* TEXT

☆ ☆ ☆ ☆ ☆

The Centre for Excellence in Leadership had its farewell bash on the terraces at the House of Lords this week. Many of the great and good in FE gathered to hear eulogies to the magnificent achievements of an organisation which, in its four-year life, had transformed the face of management and leadership in colleges.

Past “learners” on its courses gushed with praise for the organisation. Paul Head, Principal of the College of North East London, said that so “transforming” were CEL’s offerings, he spent £500,000 hard-won cash sending managers on its improvement programmes. “And worth every penny it was too.”

Lynne Sedgmore, the irrepressibly cheerful CEL chief executive, read out testimony after testimony from her staff saying this was their best ever job - in an organisation with an astonishing 97% “customer satisfaction” rate. And everyone’s favourite FHE and lifelong learning minister, Bill Rammell, spoke of it having a “most significant” impact on the quality of college management.

It was as though Antony had come to praise Caesar not to bury him. Which all begs the question: If it’s so damned good, why the hell is the Government closing it down?

“We’re not losing it down!” ministers insist. What they are doing is “combining” the best of CEL with the best of the Quality Improvement Agency in a new organisation from April 1. This should not be mistaken with a merger, since everyone knows there is no such thing as a merger, only a takeover of the weak by the strong. To say “merger”, therefore, would suggest that the QIA in its all too brief two-to-three-year life had been a failure.

Well. Some say. But there were notable successes: QIA helped improve relations between colleges and training providers; it promoted a better model of college self-improvement and launched the Excellence Gateway – a web resource to promote best practice. But it wasn’t tough enough for ministers. Moreover, it ventured into other domains, not least CEL’s area of leadership and management training.

☆ ☆ ☆ ☆ ☆

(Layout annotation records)
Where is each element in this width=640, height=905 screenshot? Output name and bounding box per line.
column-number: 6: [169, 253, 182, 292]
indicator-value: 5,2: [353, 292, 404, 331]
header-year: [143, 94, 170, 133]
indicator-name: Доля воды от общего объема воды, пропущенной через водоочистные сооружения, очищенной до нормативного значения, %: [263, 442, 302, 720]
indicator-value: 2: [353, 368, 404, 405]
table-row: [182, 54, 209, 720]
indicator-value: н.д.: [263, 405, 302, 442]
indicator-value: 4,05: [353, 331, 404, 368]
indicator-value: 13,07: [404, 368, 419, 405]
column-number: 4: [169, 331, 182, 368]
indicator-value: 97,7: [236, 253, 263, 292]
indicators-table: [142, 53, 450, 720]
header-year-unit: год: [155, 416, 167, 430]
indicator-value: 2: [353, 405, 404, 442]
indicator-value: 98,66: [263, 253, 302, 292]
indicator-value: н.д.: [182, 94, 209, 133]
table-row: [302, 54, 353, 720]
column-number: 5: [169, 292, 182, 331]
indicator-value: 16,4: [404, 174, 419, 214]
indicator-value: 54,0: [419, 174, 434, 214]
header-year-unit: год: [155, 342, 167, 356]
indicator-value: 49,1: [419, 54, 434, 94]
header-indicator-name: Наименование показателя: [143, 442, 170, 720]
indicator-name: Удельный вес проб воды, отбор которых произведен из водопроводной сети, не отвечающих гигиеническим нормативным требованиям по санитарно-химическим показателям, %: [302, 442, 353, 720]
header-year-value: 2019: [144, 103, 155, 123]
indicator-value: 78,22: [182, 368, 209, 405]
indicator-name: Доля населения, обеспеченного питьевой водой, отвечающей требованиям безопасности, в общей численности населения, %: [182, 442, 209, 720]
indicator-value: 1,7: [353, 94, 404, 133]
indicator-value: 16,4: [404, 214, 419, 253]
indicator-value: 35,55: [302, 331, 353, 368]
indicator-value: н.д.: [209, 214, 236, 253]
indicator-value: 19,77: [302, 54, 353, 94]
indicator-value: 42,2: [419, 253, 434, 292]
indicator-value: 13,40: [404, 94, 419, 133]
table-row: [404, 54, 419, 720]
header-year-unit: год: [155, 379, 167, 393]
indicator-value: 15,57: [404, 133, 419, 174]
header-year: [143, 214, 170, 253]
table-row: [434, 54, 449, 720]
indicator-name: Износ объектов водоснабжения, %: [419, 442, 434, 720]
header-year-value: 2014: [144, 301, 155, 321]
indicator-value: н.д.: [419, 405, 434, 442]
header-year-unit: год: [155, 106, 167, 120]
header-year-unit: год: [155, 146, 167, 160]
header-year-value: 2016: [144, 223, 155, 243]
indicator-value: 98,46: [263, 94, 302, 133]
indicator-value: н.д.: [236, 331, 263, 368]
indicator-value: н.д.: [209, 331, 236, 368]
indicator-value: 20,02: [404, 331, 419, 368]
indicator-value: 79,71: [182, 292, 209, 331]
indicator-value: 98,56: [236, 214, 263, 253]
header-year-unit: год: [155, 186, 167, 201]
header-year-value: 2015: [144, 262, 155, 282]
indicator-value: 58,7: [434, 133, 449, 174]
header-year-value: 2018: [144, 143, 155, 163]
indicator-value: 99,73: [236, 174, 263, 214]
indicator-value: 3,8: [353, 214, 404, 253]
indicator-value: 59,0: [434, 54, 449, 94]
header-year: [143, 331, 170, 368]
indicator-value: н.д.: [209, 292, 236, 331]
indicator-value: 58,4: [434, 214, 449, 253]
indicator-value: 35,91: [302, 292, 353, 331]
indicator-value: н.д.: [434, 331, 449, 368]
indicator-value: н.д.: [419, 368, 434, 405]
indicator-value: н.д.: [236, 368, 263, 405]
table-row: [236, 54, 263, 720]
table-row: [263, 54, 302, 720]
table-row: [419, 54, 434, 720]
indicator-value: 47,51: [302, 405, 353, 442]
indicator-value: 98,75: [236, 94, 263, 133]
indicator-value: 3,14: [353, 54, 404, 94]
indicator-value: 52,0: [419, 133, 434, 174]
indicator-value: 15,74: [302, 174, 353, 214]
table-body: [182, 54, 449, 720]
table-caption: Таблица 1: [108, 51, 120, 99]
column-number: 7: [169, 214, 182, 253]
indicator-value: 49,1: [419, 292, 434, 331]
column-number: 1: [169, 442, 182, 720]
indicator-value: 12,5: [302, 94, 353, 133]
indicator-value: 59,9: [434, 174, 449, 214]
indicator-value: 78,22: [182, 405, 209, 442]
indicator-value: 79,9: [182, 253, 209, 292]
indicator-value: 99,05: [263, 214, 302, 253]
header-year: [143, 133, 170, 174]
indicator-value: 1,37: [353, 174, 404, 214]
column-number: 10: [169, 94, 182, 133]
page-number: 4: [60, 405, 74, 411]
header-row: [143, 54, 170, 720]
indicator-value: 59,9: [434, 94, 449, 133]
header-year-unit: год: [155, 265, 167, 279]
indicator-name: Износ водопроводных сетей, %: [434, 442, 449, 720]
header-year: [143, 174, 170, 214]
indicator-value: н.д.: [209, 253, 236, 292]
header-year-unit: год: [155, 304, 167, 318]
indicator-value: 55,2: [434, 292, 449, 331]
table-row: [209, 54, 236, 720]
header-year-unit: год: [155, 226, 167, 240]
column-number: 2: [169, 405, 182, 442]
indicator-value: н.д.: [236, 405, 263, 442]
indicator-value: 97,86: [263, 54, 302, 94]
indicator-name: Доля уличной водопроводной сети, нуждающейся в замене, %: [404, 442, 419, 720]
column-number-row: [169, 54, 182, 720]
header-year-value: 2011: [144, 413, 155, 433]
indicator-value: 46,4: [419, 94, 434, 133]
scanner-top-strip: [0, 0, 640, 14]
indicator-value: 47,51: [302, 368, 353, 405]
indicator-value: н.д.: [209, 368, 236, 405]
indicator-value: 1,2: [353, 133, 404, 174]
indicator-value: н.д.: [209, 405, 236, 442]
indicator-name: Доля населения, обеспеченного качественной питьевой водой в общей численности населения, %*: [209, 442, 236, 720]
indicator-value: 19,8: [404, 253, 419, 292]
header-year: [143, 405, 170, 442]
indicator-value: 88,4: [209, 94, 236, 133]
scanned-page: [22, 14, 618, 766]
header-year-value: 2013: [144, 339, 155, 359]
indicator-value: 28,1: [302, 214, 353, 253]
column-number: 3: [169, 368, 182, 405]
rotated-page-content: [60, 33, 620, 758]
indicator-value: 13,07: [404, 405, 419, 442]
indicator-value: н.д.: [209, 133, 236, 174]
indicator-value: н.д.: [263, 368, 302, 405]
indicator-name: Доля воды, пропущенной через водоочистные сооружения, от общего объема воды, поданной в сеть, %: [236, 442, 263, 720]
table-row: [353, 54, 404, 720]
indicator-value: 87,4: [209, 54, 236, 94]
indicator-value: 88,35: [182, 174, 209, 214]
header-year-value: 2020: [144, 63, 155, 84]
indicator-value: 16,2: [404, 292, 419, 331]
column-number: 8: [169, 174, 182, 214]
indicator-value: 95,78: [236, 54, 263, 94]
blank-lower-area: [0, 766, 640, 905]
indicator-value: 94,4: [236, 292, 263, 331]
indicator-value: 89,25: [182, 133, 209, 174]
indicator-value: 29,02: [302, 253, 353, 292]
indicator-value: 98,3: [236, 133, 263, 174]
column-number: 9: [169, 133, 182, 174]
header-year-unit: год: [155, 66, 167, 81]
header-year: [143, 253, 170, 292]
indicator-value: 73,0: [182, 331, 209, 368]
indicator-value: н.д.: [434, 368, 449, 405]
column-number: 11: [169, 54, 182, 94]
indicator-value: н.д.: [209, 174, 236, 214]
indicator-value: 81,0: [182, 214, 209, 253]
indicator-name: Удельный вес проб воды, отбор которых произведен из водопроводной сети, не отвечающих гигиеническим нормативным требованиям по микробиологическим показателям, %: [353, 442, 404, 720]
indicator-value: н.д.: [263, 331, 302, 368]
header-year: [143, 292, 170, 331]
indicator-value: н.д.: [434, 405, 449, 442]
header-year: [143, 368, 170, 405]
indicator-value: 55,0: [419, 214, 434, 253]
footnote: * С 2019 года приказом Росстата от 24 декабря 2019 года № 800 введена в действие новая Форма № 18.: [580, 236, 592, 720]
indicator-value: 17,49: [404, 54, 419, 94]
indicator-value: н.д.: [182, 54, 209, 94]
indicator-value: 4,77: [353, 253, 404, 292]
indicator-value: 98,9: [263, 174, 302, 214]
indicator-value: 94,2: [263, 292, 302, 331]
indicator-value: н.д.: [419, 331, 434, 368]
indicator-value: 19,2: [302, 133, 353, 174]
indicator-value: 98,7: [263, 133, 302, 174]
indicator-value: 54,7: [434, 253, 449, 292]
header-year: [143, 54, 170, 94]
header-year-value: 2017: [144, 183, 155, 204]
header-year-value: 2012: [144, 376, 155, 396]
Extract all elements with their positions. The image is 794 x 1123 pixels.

☆ ☆ ☆ ☆ ☆

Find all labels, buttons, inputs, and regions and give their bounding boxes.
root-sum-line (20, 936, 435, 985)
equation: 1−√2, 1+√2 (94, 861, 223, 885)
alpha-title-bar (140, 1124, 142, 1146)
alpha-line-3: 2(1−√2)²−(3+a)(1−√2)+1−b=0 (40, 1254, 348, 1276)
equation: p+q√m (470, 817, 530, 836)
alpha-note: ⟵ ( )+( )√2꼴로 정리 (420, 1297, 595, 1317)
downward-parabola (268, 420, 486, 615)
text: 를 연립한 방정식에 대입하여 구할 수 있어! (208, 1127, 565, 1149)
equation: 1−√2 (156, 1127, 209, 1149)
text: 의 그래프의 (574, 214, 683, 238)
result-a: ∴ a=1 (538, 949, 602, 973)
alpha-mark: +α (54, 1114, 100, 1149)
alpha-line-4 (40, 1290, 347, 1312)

☆ ☆ ☆ ☆ ☆

* GIVEN EXERCISE 1
Rewrite the paragraph of the article on the Centre for Excellence in Leadership that begins "Lynne Sedgmore, the irrepressibly cheerful" in a shorter form, keeping its main facts.
* GIVEN EXERCISE 2
Please write the next part of the article on the Centre for Excellence in Leadership, picking up after its final paragraph.
Nothing here requires the records.

* EXERCISE ANSWER 1
CEL chief executive Lynne Sedgmore read out many statements from her staff calling it their best job ever, at a body with a 97% "customer satisfaction" rate. FHE and lifelong learning minister Bill Rammell said it had made a "most significant" impact on the quality of college management.

* EXERCISE ANSWER 2
The absence of QIA folk from this week’s gathering was noted by many. Then, why should they be there since this was a CEL party? Even if it had more the feel of a launch party. So, not a merger, more a renaissance, a rebirth, a phoenix rising.

Er…Not really that either. As moods mellowed and tongues loosened with the aid of the finest Claret supplied by the Gathering’s sponsor, The Baroness Wall of New Barnet, some of the great and the good proffered their views – the “facts” as they knew them. Off the record and strictly not for quoting, you understand.

It was a story of too much caution on the one hand and too much zealotry on the other. And to the mix was added a large measure of the usual political interference. Both organisations were born to be “owned and run by the sector”. At least, that’s what the politicians said at the time. They even wound-up the all-controlling Department for Education and Skills Standards Unit as “redundant” in the process to prove the point when QIA was launched.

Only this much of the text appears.